● Request A: Summarize the matrix eigenvalue problem in two sentences.

● Passage shown:
..............................
Question

Let A be a $3\times 3$ matrix with real entries such that $A^2=A+2I$, where I denotes the $3\times 3$ identity matrix. If $\alpha ,\beta and\gamma$ are eigen value of A such that $\alpha \beta \gamma =-4$ than $\alpha +\beta +\gamma$ is equal to

• A. -1
• B. 0
• C. 2
• D. 3

Answer 1

The correct option is D 3

Given $A^2=A+2I$

$A^2-A-2I=0$

By cayley - Hamilton theorem

${\lambda }^2-\lambda -2=0$

Where, value of $\lambda$ are eigen values of A.

$\Rightarrow {\lambda }^2-2\lambda +\lambda -2=0$

$\Rightarrow (\lambda -2)(\lambda +1)=0$

So, ${\lambda }_1=\alpha =2,{\lambda }_2=\beta =-1$

$\because \alpha \cdot \beta \cdot \gamma =-4$

$\Rightarrow$ Third eigen value is $\gamma =\frac{-4}{\alpha \cdot \beta }=\frac{-4}{2\times -1}=2$

So, $\alpha +\beta +\gamma =2-1+2=3$
..............................
● Supplied data:
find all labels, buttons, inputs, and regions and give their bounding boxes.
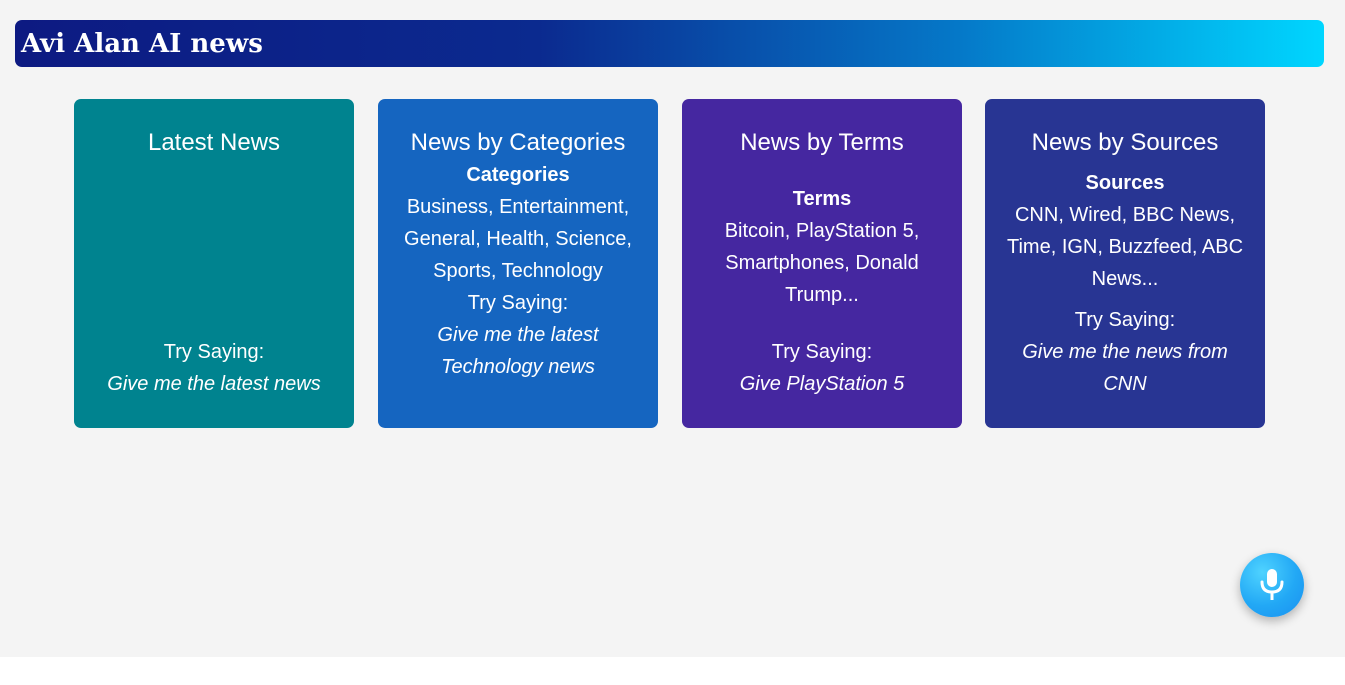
card-news-by-terms[interactable]: News by Terms Terms Bitcoin, PlayStation… xyxy=(682,99,962,428)
example-phrase: Give PlayStation 5 xyxy=(739,373,905,395)
card-title: News by Sources xyxy=(1031,129,1219,156)
section-label: Categories xyxy=(466,164,570,186)
section-label: Terms xyxy=(792,188,852,210)
sources-list: CNN, Wired, BBC News, Time, IGN, Buzzfee… xyxy=(1007,204,1244,290)
example-phrase: Give me the latest Technology news xyxy=(437,324,599,378)
microphone-icon xyxy=(1260,569,1284,600)
card-body: Terms Bitcoin, PlayStation 5, Smartphone… xyxy=(704,183,940,400)
try-saying-label: Try Saying: xyxy=(1074,309,1176,331)
card-latest-news[interactable]: Latest News Try Saying: Give me the late… xyxy=(74,99,354,428)
example-phrase: Give me the news from CNN xyxy=(1022,341,1228,395)
card-news-by-sources[interactable]: News by Sources Sources CNN, Wired, BBC … xyxy=(985,99,1265,428)
card-body: Try Saying: Give me the latest news xyxy=(96,336,332,400)
try-saying-label: Try Saying: xyxy=(771,341,873,363)
card-title: Latest News xyxy=(147,129,281,156)
card-body: Sources CNN, Wired, BBC News, Time, IGN,… xyxy=(1007,167,1243,400)
page-title: Avi Alan AI news xyxy=(21,29,263,59)
card-title: News by Terms xyxy=(740,129,904,156)
try-saying-label: Try Saying: xyxy=(467,292,569,314)
microphone-button[interactable] xyxy=(1240,553,1304,617)
card-title: News by Categories xyxy=(410,129,626,156)
app-root: Avi Alan AI news Latest News Try Saying:… xyxy=(0,0,1345,657)
card-news-by-categories[interactable]: News by Categories Categories Business, … xyxy=(378,99,658,428)
section-label: Sources xyxy=(1085,172,1165,194)
try-saying-label: Try Saying: xyxy=(163,341,265,363)
categories-list: Business, Entertainment, General, Health… xyxy=(404,196,632,282)
terms-list: Bitcoin, PlayStation 5, Smartphones, Don… xyxy=(724,220,920,306)
header-bar: Avi Alan AI news xyxy=(15,20,1324,67)
example-phrase: Give me the latest news xyxy=(107,373,321,395)
card-body: Categories Business, Entertainment, Gene… xyxy=(400,159,636,383)
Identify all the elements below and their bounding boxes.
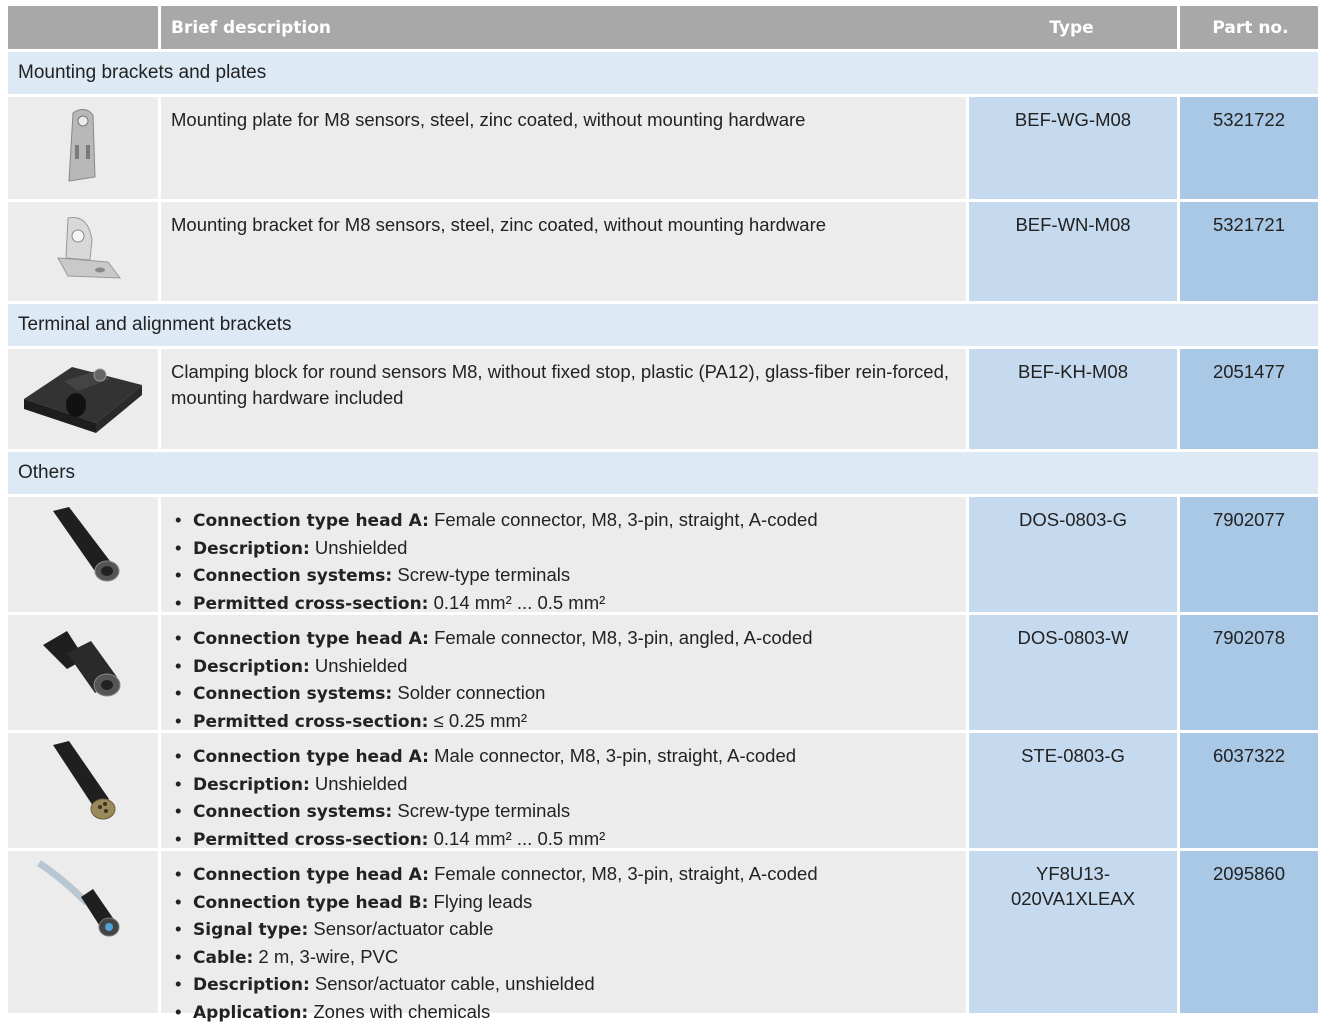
row-type: DOS-0803-W <box>966 615 1177 730</box>
spec-item: Connection systems: Solder connection <box>171 680 956 708</box>
spec-item: Signal type: Sensor/actuator cable <box>171 916 956 944</box>
spec-item: Description: Unshielded <box>171 653 956 681</box>
spec-item: Permitted cross-section: 0.14 mm² ... 0.… <box>171 826 956 854</box>
table-row: Connection type head A: Male connector, … <box>8 733 1318 851</box>
header-image-column <box>8 6 158 49</box>
sensor-cable-icon <box>33 859 133 949</box>
male-connector-straight-icon <box>33 741 133 831</box>
header-part-no: Part no. <box>1177 6 1321 49</box>
row-description: Connection type head A: Female connector… <box>158 615 966 730</box>
spec-item: Connection type head A: Female connector… <box>171 507 956 535</box>
clamping-block-icon <box>18 357 148 437</box>
table-row: Connection type head A: Female connector… <box>8 851 1318 1016</box>
product-image <box>8 733 158 848</box>
product-image <box>8 97 158 199</box>
spec-item: Permitted cross-section: ≤ 0.25 mm² <box>171 708 956 736</box>
spec-item: Connection type head B: Flying leads <box>171 889 956 917</box>
spec-item: Connection type head A: Female connector… <box>171 625 956 653</box>
table-row: Mounting plate for M8 sensors, steel, zi… <box>8 97 1318 202</box>
spec-item: Connection systems: Screw-type terminals <box>171 798 956 826</box>
row-type: BEF-WN-M08 <box>966 202 1177 301</box>
row-description: Connection type head A: Female connector… <box>158 497 966 612</box>
table-row: Mounting bracket for M8 sensors, steel, … <box>8 202 1318 304</box>
group-title: Mounting brackets and plates <box>8 52 1318 97</box>
product-image <box>8 349 158 449</box>
product-image <box>8 497 158 612</box>
row-part-no: 7902077 <box>1177 497 1318 612</box>
row-part-no: 5321722 <box>1177 97 1318 199</box>
accessories-table: Brief description Type Part no. Mounting… <box>8 6 1318 1016</box>
row-type: DOS-0803-G <box>966 497 1177 612</box>
row-part-no: 5321721 <box>1177 202 1318 301</box>
row-description: Mounting bracket for M8 sensors, steel, … <box>158 202 966 301</box>
spec-item: Permitted cross-section: 0.14 mm² ... 0.… <box>171 590 956 618</box>
spec-item: Connection systems: Screw-type terminals <box>171 562 956 590</box>
group-title: Others <box>8 452 1318 497</box>
product-image <box>8 851 158 1013</box>
group-title: Terminal and alignment brackets <box>8 304 1318 349</box>
row-part-no: 6037322 <box>1177 733 1318 848</box>
spec-item: Connection type head A: Male connector, … <box>171 743 956 771</box>
header-description: Brief description <box>158 6 966 49</box>
spec-item: Application: Zones with chemicals <box>171 999 956 1026</box>
product-image <box>8 615 158 730</box>
row-part-no: 7902078 <box>1177 615 1318 730</box>
spec-item: Connection type head A: Female connector… <box>171 861 956 889</box>
spec-item: Cable: 2 m, 3-wire, PVC <box>171 944 956 972</box>
table-row: Connection type head A: Female connector… <box>8 615 1318 733</box>
row-type: YF8U13- 020VA1XLEAX <box>966 851 1177 1013</box>
table-header: Brief description Type Part no. <box>8 6 1318 52</box>
table-row: Connection type head A: Female connector… <box>8 497 1318 615</box>
table-row: Clamping block for round sensors M8, wit… <box>8 349 1318 452</box>
row-type: STE-0803-G <box>966 733 1177 848</box>
row-description: Connection type head A: Male connector, … <box>158 733 966 848</box>
mounting-plate-icon <box>53 105 113 185</box>
row-type: BEF-KH-M08 <box>966 349 1177 449</box>
row-part-no: 2095860 <box>1177 851 1318 1013</box>
spec-item: Description: Unshielded <box>171 771 956 799</box>
row-part-no: 2051477 <box>1177 349 1318 449</box>
mounting-bracket-icon <box>38 210 128 292</box>
spec-item: Description: Sensor/actuator cable, unsh… <box>171 971 956 999</box>
row-type-line: 020VA1XLEAX <box>969 886 1177 911</box>
row-description: Connection type head A: Female connector… <box>158 851 966 1013</box>
female-connector-angled-icon <box>33 623 133 709</box>
row-type-line: YF8U13- <box>969 861 1177 886</box>
row-type: BEF-WG-M08 <box>966 97 1177 199</box>
female-connector-straight-icon <box>33 505 133 591</box>
row-description: Clamping block for round sensors M8, wit… <box>158 349 966 449</box>
header-type: Type <box>966 6 1177 49</box>
spec-item: Description: Unshielded <box>171 535 956 563</box>
row-description: Mounting plate for M8 sensors, steel, zi… <box>158 97 966 199</box>
product-image <box>8 202 158 301</box>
..............................
● Request B: In the records, take the lines starting at the one containing "card-news-by-terms[interactable]: News by" and ending at the one containing "example-phrase: Give me the news". Replace "example-phrase" with "sample-phrase" throughout them, leave everything else unchanged, and return only those lines.

● Full solution A: The question describes a 3×3 real matrix A with A² = A + 2I and eigenvalues α, β and γ whose product is −4, and it asks for their sum, with the options −1, 0, 2 and 3. The answer uses the Cayley–Hamilton theorem to get λ² − λ − 2 = 0, which gives α = 2 and β = −1, then finds γ = 2 from the product, so the sum is 3 and the correct option is D.

● Full solution B:
card-news-by-terms[interactable]: News by Terms Terms Bitcoin, PlayStation… xyxy=(682,99,962,428)
sample-phrase: Give PlayStation 5 xyxy=(739,373,905,395)
card-title: News by Sources xyxy=(1031,129,1219,156)
section-label: Categories xyxy=(466,164,570,186)
section-label: Terms xyxy=(792,188,852,210)
sources-list: CNN, Wired, BBC News, Time, IGN, Buzzfee… xyxy=(1007,204,1244,290)
sample-phrase: Give me the latest Technology news xyxy=(437,324,599,378)
microphone-icon xyxy=(1260,569,1284,600)
card-body: Terms Bitcoin, PlayStation 5, Smartphone… xyxy=(704,183,940,400)
try-saying-label: Try Saying: xyxy=(1074,309,1176,331)
card-latest-news[interactable]: Latest News Try Saying: Give me the late… xyxy=(74,99,354,428)
sample-phrase: Give me the news from CNN xyxy=(1022,341,1228,395)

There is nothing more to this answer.